### EXCERPTED TEXT
====================
Ex Parte Western Union Tel. Co. v. Baker.
Delay in Delivering Telegram.
(Decided December 16, 1915.
70 South. 633.)
Telegraphs and Telephones; Delay in Delivery; Evidence. — Where the action was for delay in delivering a telegram, the testimony of the manager of the telegraph company as to what the messenger boy said to him, and as to what he said to the boy in and about the delivery of the telegram, and pending delivery thereof, as to ascertaining the whereabouts of the addressee, along with acts relating to the service which defendant had obligated itself to perform, was admissible as part of the res gestae.
Certiorari to Court of Appeals.
B. N. Baker sued the Western Union Telegraph Company for damages for delay in delivering a telegram, and obtained judgment therefor. The telegraph Company appealed to the Court of Appeals, where the judgment was affirmed. (14 Ala. App., 69 South. 246.) Defendant telegraph company brings certiorari to review and revise such judgment.
Writ granted and cause reversed and remanded.
====================
### PROBLEMS
• 1. Name the headnote topics in the case report that are set off by semicolons before the dash.
• 2. Please reproduce the case report word for word, everything from "Delay in Delivering Telegram." down to "Court of Appeals.".
The rows after this point have no connection to the case report.

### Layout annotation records
====================
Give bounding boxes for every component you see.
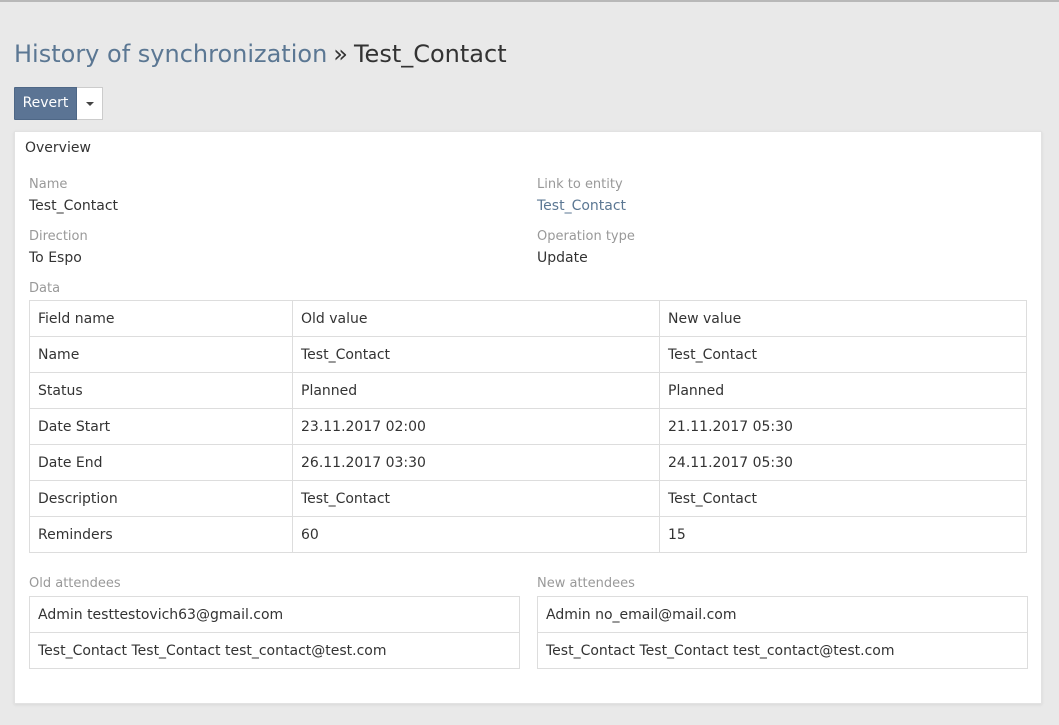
old-attendees-label: Old attendees [29,576,121,591]
table-cell: Date End [29,444,293,481]
table-cell: Test_Contact [659,480,1027,517]
breadcrumb-separator: » [333,40,348,68]
table-row: Description Test_Contact Test_Contact [29,480,1027,517]
more-actions-dropdown-button[interactable] [77,87,103,120]
table-header-row: Field name Old value New value [29,300,1027,337]
direction-label: Direction [29,229,88,244]
table-cell: 60 [292,516,660,553]
data-field: Data [29,279,60,299]
table-cell: 15 [659,516,1027,553]
table-cell: 26.11.2017 03:30 [292,444,660,481]
link-to-entity-field: Link to entity Test_Contact [537,175,626,217]
attendee-entry: Test_Contact Test_Contact test_contact@t… [29,632,520,669]
operation-type-field: Operation type Update [537,227,635,269]
data-label: Data [29,281,61,296]
changes-table: Field name Old value New value Name Test… [29,300,1027,553]
table-cell: 21.11.2017 05:30 [659,408,1027,445]
new-attendees-list: Admin no_email@mail.com Test_Contact Tes… [537,596,1028,669]
table-row: Status Planned Planned [29,372,1027,409]
table-cell: Description [29,480,293,517]
list-item: Test_Contact Test_Contact test_contact@t… [537,632,1028,669]
page-header: History of synchronization» Test_Contact [14,38,507,70]
attendee-entry: Test_Contact Test_Contact test_contact@t… [537,632,1028,669]
list-item: Admin testtestovich63@gmail.com [29,596,520,633]
table-cell: Test_Contact [292,480,660,517]
name-field: Name Test_Contact [29,175,118,217]
attendee-entry: Admin testtestovich63@gmail.com [29,596,520,633]
column-header: New value [659,300,1027,337]
link-to-entity-link[interactable]: Test_Contact [537,195,626,217]
panel-title: Overview [25,140,91,156]
table-cell: Planned [659,372,1027,409]
operation-type-value: Update [537,250,588,266]
overview-panel: Overview Name Test_Contact Link to entit… [14,131,1042,704]
attendee-entry: Admin no_email@mail.com [537,596,1028,633]
link-to-entity-label: Link to entity [537,177,623,192]
old-attendees-list: Admin testtestovich63@gmail.com Test_Con… [29,596,520,669]
breadcrumb-parent-link[interactable]: History of synchronization [14,40,327,68]
operation-type-label: Operation type [537,229,635,244]
name-label: Name [29,177,68,192]
column-header: Field name [29,300,293,337]
table-cell: Name [29,336,293,373]
table-cell: 23.11.2017 02:00 [292,408,660,445]
name-value: Test_Contact [29,198,119,214]
top-border [0,0,1059,2]
page-title: Test_Contact [353,40,507,68]
table-cell: Test_Contact [292,336,660,373]
table-row: Date Start 23.11.2017 02:00 21.11.2017 0… [29,408,1027,445]
table-cell: Status [29,372,293,409]
table-cell: Reminders [29,516,293,553]
caret-down-icon [85,101,94,106]
list-item: Admin no_email@mail.com [537,596,1028,633]
direction-field: Direction To Espo [29,227,88,269]
table-row: Date End 26.11.2017 03:30 24.11.2017 05:… [29,444,1027,481]
table-cell: Date Start [29,408,293,445]
action-button-group: Revert [14,87,103,120]
table-cell: Test_Contact [659,336,1027,373]
column-header: Old value [292,300,660,337]
direction-value: To Espo [29,250,82,266]
table-cell: 24.11.2017 05:30 [659,444,1027,481]
new-attendees-label: New attendees [537,576,635,591]
list-item: Test_Contact Test_Contact test_contact@t… [29,632,520,669]
revert-button[interactable]: Revert [14,87,77,120]
table-cell: Planned [292,372,660,409]
table-row: Reminders 60 15 [29,516,1027,553]
table-row: Name Test_Contact Test_Contact [29,336,1027,373]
====================
### SOLUTIONS BY TASK
• 1. Telegraphs and Telephones; Delay in Delivery; Evidence

• 2.
Delay in Delivering Telegram.
(Decided December 16, 1915.
70 South. 633.)
Telegraphs and Telephones; Delay in Delivery; Evidence. — Where the action was for delay in delivering a telegram, the testimony of the manager of the telegraph company as to what the messenger boy said to him, and as to what he said to the boy in and about the delivery of the telegram, and pending delivery thereof, as to ascertaining the whereabouts of the addressee, along with acts relating to the service which defendant had obligated itself to perform, was admissible as part of the res gestae.
Certiorari to Court of Appeals.